======== Records supplied ========
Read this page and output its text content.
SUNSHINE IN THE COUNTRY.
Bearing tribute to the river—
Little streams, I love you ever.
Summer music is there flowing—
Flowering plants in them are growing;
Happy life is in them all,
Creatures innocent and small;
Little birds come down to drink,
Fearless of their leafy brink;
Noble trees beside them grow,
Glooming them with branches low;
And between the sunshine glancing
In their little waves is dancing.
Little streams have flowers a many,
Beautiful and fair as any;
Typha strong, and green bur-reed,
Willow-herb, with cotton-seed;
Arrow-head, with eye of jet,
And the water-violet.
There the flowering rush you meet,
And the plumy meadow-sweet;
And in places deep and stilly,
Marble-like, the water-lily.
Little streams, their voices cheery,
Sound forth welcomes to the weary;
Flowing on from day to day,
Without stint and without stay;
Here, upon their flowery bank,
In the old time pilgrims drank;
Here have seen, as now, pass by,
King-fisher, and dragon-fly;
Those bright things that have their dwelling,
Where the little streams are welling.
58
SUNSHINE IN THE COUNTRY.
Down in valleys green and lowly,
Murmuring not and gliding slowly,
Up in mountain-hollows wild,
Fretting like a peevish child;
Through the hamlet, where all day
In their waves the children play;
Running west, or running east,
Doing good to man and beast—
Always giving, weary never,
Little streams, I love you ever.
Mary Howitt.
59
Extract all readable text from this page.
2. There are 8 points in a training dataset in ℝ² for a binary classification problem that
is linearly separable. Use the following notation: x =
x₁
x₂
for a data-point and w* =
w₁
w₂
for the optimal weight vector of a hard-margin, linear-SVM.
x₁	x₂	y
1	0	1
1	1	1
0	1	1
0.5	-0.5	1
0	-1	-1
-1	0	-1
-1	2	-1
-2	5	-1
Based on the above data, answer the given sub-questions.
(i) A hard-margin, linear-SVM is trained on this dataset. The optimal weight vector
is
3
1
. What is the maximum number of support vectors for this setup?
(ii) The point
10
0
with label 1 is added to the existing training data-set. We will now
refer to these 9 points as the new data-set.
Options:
========
_Exercise instructions_
Write only the number of lines in the data above that include "hard".

_The reply_
2